--- Begin SUPPLIED RECORDS ---

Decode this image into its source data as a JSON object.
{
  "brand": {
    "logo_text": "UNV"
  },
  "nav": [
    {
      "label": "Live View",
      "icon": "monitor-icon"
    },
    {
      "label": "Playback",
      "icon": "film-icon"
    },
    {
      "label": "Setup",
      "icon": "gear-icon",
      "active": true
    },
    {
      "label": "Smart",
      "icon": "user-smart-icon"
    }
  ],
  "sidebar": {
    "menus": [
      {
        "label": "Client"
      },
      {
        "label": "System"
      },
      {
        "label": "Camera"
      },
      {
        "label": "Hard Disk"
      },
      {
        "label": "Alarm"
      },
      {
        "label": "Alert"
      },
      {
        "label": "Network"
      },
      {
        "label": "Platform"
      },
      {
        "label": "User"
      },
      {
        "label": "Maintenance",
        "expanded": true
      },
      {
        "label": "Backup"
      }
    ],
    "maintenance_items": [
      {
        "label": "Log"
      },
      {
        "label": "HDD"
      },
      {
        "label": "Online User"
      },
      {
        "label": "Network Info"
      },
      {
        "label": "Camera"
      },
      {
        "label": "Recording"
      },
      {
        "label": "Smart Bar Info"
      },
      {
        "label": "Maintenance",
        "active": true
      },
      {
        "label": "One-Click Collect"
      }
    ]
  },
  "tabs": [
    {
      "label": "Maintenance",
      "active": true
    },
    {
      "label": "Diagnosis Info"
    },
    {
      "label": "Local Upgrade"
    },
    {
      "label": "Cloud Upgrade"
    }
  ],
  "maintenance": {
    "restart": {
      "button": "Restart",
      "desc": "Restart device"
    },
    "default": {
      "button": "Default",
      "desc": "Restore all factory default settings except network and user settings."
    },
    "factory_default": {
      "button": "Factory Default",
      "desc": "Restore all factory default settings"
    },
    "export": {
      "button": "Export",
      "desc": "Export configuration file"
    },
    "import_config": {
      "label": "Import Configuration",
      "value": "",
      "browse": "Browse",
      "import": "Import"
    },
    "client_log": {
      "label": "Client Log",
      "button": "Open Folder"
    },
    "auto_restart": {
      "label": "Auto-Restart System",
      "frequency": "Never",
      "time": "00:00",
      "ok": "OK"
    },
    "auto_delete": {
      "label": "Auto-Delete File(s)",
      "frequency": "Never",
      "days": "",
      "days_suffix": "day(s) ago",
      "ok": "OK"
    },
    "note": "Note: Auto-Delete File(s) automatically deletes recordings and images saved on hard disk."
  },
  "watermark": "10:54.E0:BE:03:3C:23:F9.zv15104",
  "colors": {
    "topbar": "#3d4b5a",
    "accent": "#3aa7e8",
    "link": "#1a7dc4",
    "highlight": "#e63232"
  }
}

--- End SUPPLIED RECORDS ---

:: REQUIRED WORK ::
Search the lines for "desc". Copy each line that has it.

:: TASK RESPONSE ::
      "desc": "Restart device"
      "desc": "Restore all factory default settings except network and user settings."
      "desc": "Restore all factory default settings"
      "desc": "Export configuration file"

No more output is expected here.